To do: Select each line where the word "this" appears.

═══ Material ═══

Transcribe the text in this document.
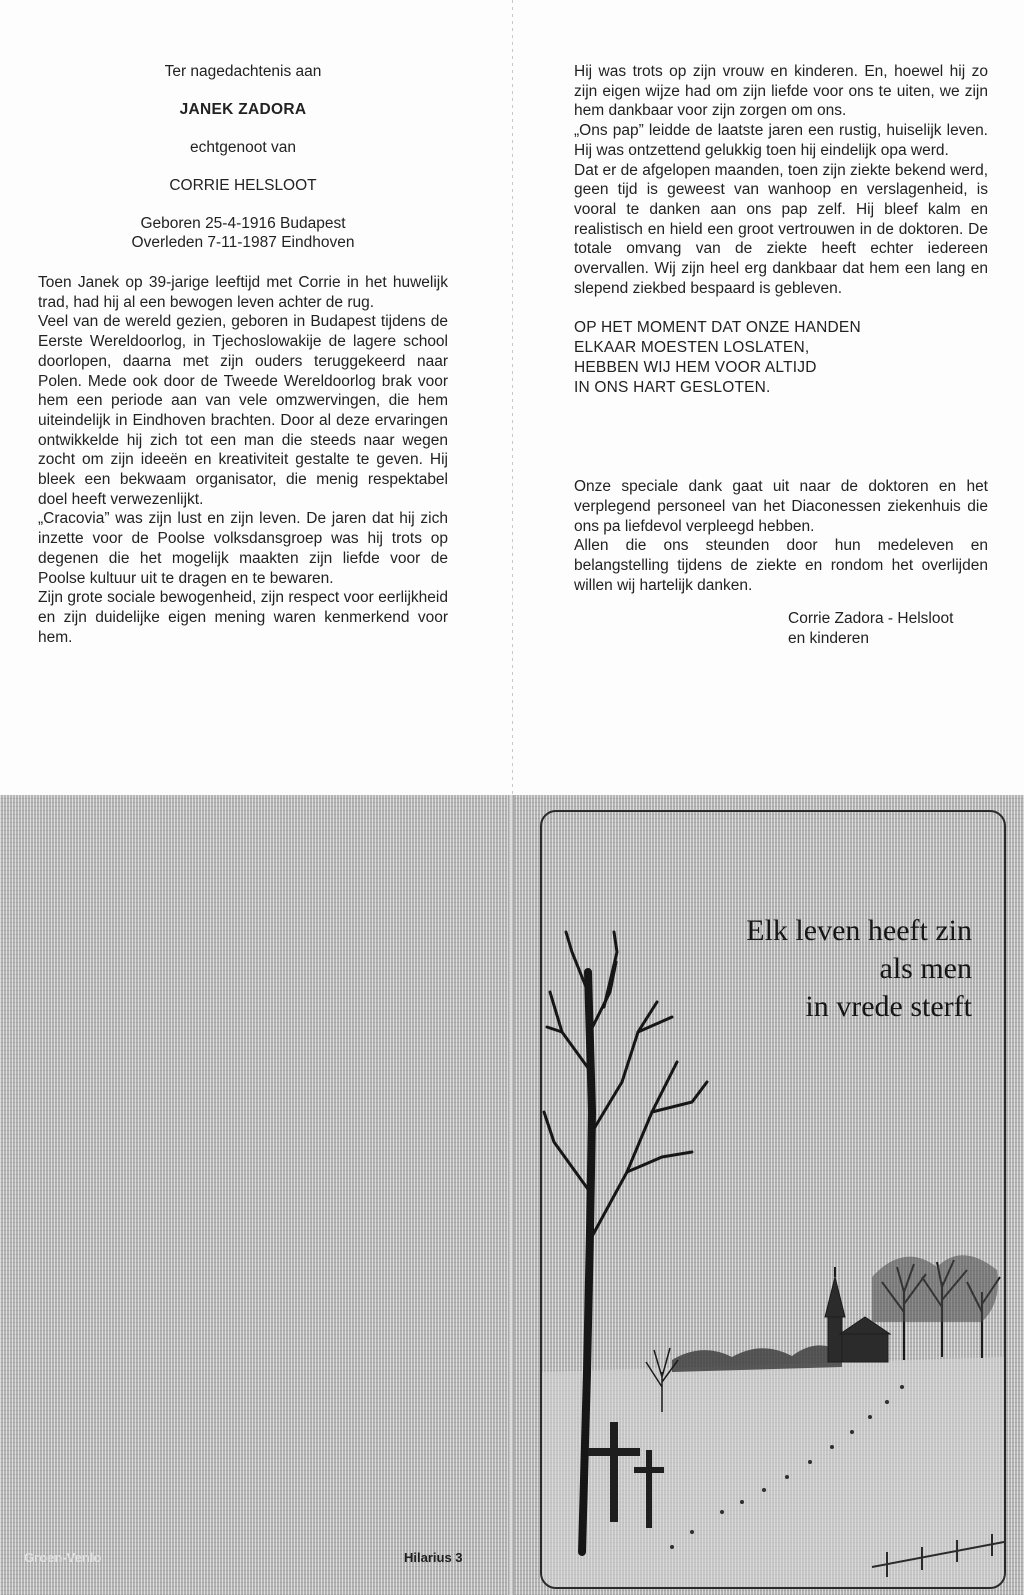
Ter nagedachtenis aan
JANEK ZADORA
echtgenoot van
CORRIE HELSLOOT
Geboren 25-4-1916 Budapest
Overleden 7-11-1987 Eindhoven

Toen Janek op 39-jarige leeftijd met Corrie in het huwelijk trad, had hij al een bewogen leven achter de rug.

Veel van de wereld gezien, geboren in Budapest tijdens de Eerste Wereldoorlog, in Tjechoslowakije de lagere school doorlopen, daarna met zijn ouders teruggekeerd naar Polen. Mede ook door de Tweede Wereldoorlog brak voor hem een periode aan van vele omzwervingen, die hem uiteindelijk in Eindhoven brachten. Door al deze ervaringen ontwikkelde hij zich tot een man die steeds naar wegen zocht om zijn ideeën en kreativiteit gestalte te geven. Hij bleek een bekwaam organisator, die menig respektabel doel heeft verwezenlijkt.

„Cracovia” was zijn lust en zijn leven. De jaren dat hij zich inzette voor de Poolse volksdansgroep was hij trots op degenen die het mogelijk maakten zijn liefde voor de Poolse kultuur uit te dragen en te bewaren.

Zijn grote sociale bewogenheid, zijn respect voor eerlijkheid en zijn duidelijke eigen mening waren kenmerkend voor hem.

Hij was trots op zijn vrouw en kinderen. En, hoewel hij zo zijn eigen wijze had om zijn liefde voor ons te uiten, we zijn hem dankbaar voor zijn zorgen om ons.

„Ons pap” leidde de laatste jaren een rustig, huiselijk leven. Hij was ontzettend gelukkig toen hij eindelijk opa werd.

Dat er de afgelopen maanden, toen zijn ziekte bekend werd, geen tijd is geweest van wanhoop en verslagenheid, is vooral te danken aan ons pap zelf. Hij bleef kalm en realistisch en hield een groot vertrouwen in de doktoren. De totale omvang van de ziekte heeft echter iedereen overvallen. Wij zijn heel erg dankbaar dat hem een lang en slepend ziekbed bespaard is gebleven.

OP HET MOMENT DAT ONZE HANDEN

ELKAAR MOESTEN LOSLATEN,

HEBBEN WIJ HEM VOOR ALTIJD

IN ONS HART GESLOTEN.

Onze speciale dank gaat uit naar de doktoren en het verplegend personeel van het Diaconessen ziekenhuis die ons pa liefdevol verpleegd hebben.

Allen die ons steunden door hun medeleven en belangstelling tijdens de ziekte en rondom het overlijden willen wij hartelijk danken.

Corrie Zadora - Helsloot
en kinderen
Groen-Venlo	Hilarius 3
Elk leven heeft zin
als men
in vrede sterft
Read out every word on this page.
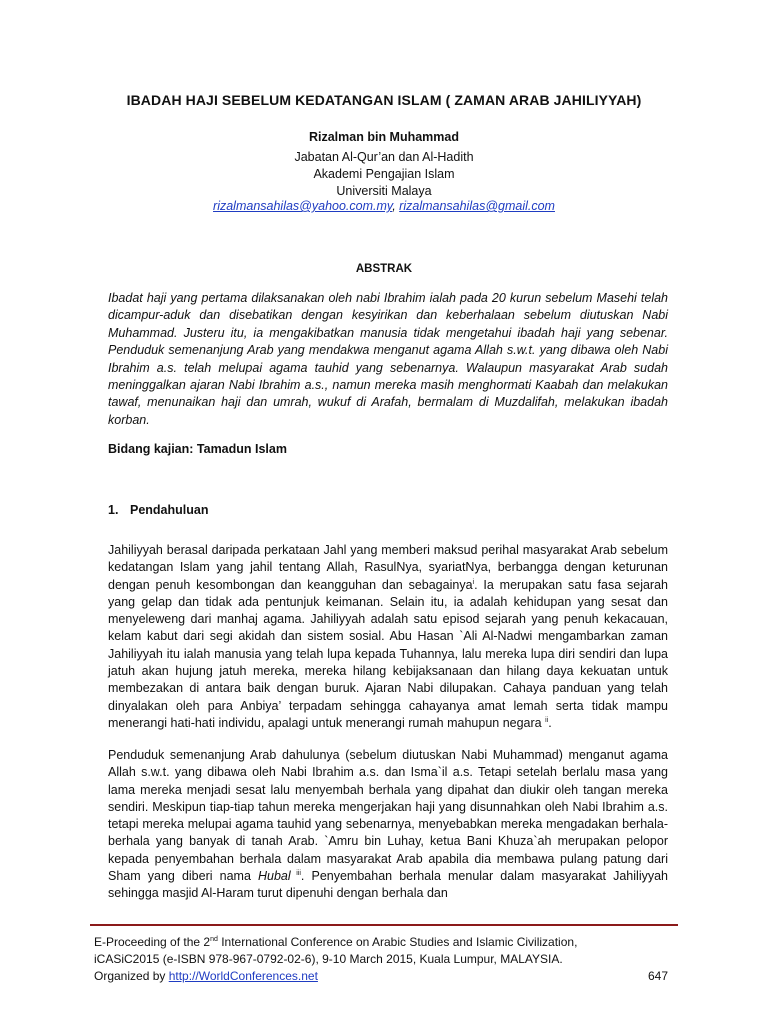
IBADAH HAJI SEBELUM KEDATANGAN ISLAM ( ZAMAN ARAB JAHILIYYAH)
Rizalman bin Muhammad
Jabatan Al-Qur’an dan Al-Hadith
Akademi Pengajian Islam
Universiti Malaya
rizalmansahilas@yahoo.com.my, rizalmansahilas@gmail.com
ABSTRAK
Ibadat haji yang pertama dilaksanakan oleh nabi Ibrahim ialah pada 20 kurun sebelum Masehi telah dicampur-aduk dan disebatikan dengan kesyirikan dan keberhalaan sebelum diutuskan Nabi Muhammad. Justeru itu, ia mengakibatkan manusia tidak mengetahui ibadah haji yang sebenar. Penduduk semenanjung Arab yang mendakwa menganut agama Allah s.w.t. yang dibawa oleh Nabi Ibrahim a.s. telah melupai agama tauhid yang sebenarnya. Walaupun masyarakat Arab sudah meninggalkan ajaran Nabi Ibrahim a.s., namun mereka masih menghormati Kaabah dan melakukan tawaf, menunaikan haji dan umrah, wukuf di Arafah, bermalam di Muzdalifah, melakukan ibadah korban.
Bidang kajian: Tamadun Islam
1. Pendahuluan
Jahiliyyah berasal daripada perkataan Jahl yang memberi maksud perihal masyarakat Arab sebelum kedatangan Islam yang jahil tentang Allah, RasulNya, syariatNya, berbangga dengan keturunan dengan penuh kesombongan dan keangguhan dan sebagainya$^i$. Ia merupakan satu fasa sejarah yang gelap dan tidak ada pentunjuk keimanan. Selain itu, ia adalah kehidupan yang sesat dan menyeleweng dari manhaj agama. Jahiliyyah adalah satu episod sejarah yang penuh kekacauan, kelam kabut dari segi akidah dan sistem sosial. Abu Hasan `Ali Al-Nadwi mengambarkan zaman Jahiliyyah itu ialah manusia yang telah lupa kepada Tuhannya, lalu mereka lupa diri sendiri dan lupa jatuh akan hujung jatuh mereka, mereka hilang kebijaksanaan dan hilang daya kekuatan untuk membezakan di antara baik dengan buruk. Ajaran Nabi dilupakan. Cahaya panduan yang telah dinyalakan oleh para Anbiya’ terpadam sehingga cahayanya amat lemah serta tidak mampu menerangi hati-hati individu, apalagi untuk menerangi rumah mahupun negara $^{ii}$.
Penduduk semenanjung Arab dahulunya (sebelum diutuskan Nabi Muhammad) menganut agama Allah s.w.t. yang dibawa oleh Nabi Ibrahim a.s. dan Isma`il a.s. Tetapi setelah berlalu masa yang lama mereka menjadi sesat lalu menyembah berhala yang dipahat dan diukir oleh tangan mereka sendiri. Meskipun tiap-tiap tahun mereka mengerjakan haji yang disunnahkan oleh Nabi Ibrahim a.s. tetapi mereka melupai agama tauhid yang sebenarnya, menyebabkan mereka mengadakan berhala-berhala yang banyak di tanah Arab. `Amru bin Luhay, ketua Bani Khuza`ah merupakan pelopor kepada penyembahan berhala dalam masyarakat Arab apabila dia membawa pulang patung dari Sham yang diberi nama Hubal $^{iii}$. Penyembahan berhala menular dalam masyarakat Jahiliyyah sehingga masjid Al-Haram turut dipenuhi dengan berhala dan
E-Proceeding of the 2nd International Conference on Arabic Studies and Islamic Civilization,
iCASiC2015 (e-ISBN 978-967-0792-02-6), 9-10 March 2015, Kuala Lumpur, MALAYSIA.
Organized by http://WorldConferences.net	647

═══

Correct output:
Transcribe the text in this document.
Read out every word on this page.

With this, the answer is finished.